WORK REQUIRED: Pull out every line of the listing below where "assigned" appears.
** Start WORKING DATA **
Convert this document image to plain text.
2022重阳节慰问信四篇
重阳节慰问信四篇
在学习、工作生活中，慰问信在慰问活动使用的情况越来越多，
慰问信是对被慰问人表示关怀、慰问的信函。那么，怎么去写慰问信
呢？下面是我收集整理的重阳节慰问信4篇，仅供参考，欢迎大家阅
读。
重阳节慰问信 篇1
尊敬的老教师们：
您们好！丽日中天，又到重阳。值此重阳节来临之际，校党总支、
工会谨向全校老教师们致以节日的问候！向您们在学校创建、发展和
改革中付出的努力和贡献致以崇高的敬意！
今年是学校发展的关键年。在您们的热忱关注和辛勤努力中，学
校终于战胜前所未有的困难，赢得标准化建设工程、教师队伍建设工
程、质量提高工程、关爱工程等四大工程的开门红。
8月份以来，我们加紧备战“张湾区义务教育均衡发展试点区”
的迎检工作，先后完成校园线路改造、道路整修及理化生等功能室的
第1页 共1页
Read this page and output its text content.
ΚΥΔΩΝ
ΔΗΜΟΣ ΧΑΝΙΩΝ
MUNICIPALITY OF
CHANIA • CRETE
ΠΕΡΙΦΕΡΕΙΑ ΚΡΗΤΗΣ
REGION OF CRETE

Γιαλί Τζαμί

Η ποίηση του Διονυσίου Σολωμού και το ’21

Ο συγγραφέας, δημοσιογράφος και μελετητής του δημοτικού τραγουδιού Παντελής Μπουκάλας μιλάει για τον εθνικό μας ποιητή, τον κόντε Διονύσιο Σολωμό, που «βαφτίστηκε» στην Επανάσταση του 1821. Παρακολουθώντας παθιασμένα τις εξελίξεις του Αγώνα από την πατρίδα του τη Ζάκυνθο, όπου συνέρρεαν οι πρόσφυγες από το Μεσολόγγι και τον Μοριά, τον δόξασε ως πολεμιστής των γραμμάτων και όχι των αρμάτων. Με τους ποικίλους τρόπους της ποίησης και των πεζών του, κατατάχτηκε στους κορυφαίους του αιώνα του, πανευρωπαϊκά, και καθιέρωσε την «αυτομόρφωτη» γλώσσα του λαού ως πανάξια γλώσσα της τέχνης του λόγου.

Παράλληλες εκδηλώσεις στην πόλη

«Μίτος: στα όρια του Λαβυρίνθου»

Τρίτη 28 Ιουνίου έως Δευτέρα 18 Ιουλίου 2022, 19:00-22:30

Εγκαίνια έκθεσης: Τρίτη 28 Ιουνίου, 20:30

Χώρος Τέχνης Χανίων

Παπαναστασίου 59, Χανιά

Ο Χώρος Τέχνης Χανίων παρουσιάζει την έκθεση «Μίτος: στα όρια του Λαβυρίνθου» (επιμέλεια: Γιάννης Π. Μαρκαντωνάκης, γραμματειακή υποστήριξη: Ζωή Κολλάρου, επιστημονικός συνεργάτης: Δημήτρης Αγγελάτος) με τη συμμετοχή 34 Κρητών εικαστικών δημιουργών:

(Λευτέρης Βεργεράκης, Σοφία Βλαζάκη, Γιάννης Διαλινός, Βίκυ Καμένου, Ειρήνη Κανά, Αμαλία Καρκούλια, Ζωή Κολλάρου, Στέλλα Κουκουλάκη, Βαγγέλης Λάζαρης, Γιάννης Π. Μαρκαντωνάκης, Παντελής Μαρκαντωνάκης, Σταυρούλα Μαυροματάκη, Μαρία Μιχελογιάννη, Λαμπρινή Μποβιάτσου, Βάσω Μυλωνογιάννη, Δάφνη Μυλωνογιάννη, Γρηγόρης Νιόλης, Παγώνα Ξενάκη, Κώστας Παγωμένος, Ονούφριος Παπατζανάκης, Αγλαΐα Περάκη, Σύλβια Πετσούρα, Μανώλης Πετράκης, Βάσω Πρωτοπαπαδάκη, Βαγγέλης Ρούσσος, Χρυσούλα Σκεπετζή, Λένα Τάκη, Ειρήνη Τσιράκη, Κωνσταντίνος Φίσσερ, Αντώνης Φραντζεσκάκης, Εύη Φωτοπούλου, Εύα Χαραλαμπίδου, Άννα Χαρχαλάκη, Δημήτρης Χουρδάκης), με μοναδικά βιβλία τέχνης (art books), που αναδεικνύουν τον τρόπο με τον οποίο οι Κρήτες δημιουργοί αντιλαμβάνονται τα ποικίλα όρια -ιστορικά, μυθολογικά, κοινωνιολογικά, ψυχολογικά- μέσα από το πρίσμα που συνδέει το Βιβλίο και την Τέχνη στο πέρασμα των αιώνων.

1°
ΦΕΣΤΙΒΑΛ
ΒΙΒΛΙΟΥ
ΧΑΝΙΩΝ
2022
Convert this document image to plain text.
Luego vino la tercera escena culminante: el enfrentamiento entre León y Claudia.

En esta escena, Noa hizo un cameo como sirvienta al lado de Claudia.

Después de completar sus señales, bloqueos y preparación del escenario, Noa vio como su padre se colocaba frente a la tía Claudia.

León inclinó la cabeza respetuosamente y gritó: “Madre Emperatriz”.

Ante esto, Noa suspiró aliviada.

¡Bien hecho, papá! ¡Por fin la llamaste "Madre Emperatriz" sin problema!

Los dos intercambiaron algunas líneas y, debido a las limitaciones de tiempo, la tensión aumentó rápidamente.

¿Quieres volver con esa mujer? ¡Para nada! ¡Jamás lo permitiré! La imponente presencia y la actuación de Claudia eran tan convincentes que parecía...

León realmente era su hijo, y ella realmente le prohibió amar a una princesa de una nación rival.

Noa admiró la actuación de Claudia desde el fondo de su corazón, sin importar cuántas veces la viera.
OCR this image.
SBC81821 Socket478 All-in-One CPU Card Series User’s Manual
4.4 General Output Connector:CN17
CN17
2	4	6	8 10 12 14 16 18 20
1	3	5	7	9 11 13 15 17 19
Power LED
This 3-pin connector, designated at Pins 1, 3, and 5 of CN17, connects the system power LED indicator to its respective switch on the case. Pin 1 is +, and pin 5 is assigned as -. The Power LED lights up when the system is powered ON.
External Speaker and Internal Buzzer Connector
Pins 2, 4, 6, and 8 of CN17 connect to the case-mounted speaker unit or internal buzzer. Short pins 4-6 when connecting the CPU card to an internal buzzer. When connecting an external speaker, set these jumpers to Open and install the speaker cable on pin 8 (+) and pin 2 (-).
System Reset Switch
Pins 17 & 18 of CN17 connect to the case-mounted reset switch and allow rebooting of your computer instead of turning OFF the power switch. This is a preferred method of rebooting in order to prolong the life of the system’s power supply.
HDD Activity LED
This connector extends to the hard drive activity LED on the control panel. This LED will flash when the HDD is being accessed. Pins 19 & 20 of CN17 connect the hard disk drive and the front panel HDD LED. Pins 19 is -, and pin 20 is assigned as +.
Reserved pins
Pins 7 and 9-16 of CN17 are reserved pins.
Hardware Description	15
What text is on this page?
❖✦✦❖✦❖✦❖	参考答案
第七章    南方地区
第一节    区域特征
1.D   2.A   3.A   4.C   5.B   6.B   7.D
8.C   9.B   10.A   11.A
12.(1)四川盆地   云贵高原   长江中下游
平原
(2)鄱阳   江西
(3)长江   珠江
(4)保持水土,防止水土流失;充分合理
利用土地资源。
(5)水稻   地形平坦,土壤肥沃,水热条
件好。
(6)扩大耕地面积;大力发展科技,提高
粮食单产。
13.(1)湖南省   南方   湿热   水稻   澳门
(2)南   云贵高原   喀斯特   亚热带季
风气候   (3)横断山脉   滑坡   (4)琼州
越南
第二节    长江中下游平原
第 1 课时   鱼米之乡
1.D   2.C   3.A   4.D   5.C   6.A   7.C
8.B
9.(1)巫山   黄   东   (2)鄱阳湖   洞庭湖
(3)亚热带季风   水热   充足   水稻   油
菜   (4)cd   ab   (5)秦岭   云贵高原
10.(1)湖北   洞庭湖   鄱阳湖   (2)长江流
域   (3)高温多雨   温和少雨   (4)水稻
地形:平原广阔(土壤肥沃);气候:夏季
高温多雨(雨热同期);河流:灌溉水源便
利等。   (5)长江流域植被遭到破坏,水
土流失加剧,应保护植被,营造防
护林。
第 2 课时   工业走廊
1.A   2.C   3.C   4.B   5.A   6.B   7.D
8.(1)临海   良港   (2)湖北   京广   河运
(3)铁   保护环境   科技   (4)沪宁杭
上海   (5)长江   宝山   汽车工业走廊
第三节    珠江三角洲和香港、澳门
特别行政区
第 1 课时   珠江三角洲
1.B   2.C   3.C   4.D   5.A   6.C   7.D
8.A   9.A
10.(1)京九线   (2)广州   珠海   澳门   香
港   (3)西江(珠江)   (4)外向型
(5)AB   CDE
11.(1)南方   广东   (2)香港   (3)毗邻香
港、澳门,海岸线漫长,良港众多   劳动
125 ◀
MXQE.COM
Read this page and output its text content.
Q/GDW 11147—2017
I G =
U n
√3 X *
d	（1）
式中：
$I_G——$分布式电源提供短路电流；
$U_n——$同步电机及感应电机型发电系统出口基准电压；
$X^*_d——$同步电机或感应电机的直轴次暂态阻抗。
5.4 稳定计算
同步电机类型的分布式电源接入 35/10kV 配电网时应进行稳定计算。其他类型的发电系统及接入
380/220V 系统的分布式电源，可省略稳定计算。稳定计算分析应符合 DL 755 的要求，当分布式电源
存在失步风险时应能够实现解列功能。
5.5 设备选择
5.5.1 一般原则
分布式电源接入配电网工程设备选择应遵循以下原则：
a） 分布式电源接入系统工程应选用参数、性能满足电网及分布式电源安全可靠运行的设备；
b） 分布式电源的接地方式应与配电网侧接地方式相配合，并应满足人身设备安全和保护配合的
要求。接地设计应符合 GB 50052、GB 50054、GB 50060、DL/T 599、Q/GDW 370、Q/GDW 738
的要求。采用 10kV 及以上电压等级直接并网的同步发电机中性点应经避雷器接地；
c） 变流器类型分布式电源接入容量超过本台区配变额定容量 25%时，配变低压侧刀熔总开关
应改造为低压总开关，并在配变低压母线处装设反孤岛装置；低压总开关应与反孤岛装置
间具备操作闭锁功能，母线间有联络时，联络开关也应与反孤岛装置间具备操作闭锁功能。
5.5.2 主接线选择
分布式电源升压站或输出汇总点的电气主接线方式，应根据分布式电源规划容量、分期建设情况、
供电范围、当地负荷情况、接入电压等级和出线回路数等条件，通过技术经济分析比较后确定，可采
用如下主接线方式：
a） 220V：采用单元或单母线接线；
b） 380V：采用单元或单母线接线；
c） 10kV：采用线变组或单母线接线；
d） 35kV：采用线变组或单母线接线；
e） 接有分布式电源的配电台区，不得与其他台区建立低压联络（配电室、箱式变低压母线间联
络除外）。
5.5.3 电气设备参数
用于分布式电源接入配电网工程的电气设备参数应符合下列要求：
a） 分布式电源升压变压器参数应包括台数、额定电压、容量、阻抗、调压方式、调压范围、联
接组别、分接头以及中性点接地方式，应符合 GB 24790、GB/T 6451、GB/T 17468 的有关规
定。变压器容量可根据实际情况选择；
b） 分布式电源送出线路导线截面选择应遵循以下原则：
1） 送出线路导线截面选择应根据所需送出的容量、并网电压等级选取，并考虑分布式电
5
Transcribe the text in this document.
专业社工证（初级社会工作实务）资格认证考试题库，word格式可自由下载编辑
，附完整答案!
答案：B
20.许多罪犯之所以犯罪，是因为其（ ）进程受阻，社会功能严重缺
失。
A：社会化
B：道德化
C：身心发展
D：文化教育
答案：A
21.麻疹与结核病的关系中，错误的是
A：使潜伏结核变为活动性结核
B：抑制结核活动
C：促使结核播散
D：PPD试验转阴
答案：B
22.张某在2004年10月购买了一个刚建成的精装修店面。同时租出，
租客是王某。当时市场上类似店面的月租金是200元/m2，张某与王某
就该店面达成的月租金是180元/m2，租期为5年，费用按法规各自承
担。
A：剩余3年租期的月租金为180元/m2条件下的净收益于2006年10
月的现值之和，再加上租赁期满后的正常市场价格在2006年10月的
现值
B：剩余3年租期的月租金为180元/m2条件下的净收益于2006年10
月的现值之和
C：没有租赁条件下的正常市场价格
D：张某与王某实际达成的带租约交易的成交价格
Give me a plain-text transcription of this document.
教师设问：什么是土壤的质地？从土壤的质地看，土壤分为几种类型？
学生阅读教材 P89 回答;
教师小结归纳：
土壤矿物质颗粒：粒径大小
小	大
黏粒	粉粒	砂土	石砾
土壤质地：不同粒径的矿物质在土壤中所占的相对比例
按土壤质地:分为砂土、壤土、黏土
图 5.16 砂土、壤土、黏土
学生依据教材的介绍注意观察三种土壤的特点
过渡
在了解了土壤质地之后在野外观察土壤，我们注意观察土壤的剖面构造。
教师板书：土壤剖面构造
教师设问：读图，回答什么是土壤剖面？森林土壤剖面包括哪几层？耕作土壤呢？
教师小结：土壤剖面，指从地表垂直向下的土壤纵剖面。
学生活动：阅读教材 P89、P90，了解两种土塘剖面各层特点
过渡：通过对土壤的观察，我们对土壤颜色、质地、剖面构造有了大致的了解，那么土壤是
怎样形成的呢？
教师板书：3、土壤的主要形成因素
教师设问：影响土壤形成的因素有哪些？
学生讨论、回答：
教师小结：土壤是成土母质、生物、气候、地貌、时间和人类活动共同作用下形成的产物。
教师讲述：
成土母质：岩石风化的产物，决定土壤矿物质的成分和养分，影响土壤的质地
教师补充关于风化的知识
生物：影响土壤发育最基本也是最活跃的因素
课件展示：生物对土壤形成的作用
** End WORKING DATA **
RESPONSE:
This 3-pin connector, designated at Pins 1, 3, and 5 of CN17, connects the system power LED indicator to its respective switch on the case. Pin 1 is +, and pin 5 is assigned as -. The Power LED lights up when the system is powered ON.
This connector extends to the hard drive activity LED on the control panel. This LED will flash when the HDD is being accessed. Pins 19 & 20 of CN17 connect the hard disk drive and the front panel HDD LED. Pins 19 is -, and pin 20 is assigned as +.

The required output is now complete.